**Work to be completed:** Wherever the word "Premier" appears in the entries, copy the whole line.

**Dataset excerpts:**
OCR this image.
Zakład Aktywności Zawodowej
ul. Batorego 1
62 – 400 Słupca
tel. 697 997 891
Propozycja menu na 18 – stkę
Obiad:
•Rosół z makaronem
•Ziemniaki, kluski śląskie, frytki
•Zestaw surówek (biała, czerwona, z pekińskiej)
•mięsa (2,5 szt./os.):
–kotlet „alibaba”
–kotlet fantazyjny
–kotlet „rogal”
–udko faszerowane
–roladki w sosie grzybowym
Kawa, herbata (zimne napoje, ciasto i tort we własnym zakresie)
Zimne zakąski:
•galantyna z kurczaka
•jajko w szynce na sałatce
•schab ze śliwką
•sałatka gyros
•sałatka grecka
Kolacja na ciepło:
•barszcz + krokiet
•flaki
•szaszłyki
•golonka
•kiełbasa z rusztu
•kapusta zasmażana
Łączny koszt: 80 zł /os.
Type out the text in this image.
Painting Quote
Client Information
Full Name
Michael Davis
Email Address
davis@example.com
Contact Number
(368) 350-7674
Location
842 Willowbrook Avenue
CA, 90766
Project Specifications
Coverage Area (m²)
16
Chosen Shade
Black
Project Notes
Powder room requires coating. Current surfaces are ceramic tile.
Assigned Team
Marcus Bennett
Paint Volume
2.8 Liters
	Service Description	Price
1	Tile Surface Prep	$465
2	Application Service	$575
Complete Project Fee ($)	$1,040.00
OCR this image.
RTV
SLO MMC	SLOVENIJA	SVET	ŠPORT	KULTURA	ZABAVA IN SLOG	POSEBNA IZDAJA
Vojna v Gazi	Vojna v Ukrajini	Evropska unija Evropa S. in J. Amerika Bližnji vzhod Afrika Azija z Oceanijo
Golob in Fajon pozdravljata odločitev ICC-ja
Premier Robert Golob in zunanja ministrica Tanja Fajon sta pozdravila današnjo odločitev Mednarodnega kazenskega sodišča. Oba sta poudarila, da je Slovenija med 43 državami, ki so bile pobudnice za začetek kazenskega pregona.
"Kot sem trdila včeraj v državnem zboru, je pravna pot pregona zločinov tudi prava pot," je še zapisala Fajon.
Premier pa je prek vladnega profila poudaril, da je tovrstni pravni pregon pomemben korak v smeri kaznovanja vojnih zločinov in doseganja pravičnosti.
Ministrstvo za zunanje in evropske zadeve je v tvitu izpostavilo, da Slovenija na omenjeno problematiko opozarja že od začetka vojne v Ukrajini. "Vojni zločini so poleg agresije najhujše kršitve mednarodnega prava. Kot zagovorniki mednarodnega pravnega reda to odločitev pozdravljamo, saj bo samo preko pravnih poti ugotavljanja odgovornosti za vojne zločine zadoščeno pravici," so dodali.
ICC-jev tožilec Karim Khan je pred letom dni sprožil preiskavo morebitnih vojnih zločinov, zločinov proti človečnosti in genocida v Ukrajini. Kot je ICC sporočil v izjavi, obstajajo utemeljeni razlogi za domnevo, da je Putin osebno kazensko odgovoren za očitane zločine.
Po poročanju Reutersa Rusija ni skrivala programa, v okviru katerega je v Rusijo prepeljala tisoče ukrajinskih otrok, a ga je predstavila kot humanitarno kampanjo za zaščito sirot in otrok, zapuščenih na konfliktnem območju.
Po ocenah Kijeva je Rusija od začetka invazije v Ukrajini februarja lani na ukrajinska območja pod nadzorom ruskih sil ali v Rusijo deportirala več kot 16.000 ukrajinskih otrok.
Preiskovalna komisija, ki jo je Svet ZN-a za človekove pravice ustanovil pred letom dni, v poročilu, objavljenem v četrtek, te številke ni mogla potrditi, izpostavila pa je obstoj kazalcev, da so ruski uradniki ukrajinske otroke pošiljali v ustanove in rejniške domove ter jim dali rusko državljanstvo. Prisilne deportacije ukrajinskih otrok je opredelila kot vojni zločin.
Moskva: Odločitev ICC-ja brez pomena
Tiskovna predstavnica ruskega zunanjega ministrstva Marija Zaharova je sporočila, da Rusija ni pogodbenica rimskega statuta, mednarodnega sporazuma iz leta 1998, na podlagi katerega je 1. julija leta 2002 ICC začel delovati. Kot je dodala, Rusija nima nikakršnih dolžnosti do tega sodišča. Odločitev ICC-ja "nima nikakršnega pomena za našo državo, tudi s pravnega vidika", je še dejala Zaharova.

**Task response:**
Premier Robert Golob in zunanja ministrica Tanja Fajon sta pozdravila današnjo odločitev Mednarodnega kazenskega sodišča. Oba sta poudarila, da je Slovenija med 43 državami, ki so bile pobudnice za začetek kazenskega pregona.
Premier pa je prek vladnega profila poudaril, da je tovrstni pravni pregon pomemben korak v smeri kaznovanja vojnih zločinov in doseganja pravičnosti.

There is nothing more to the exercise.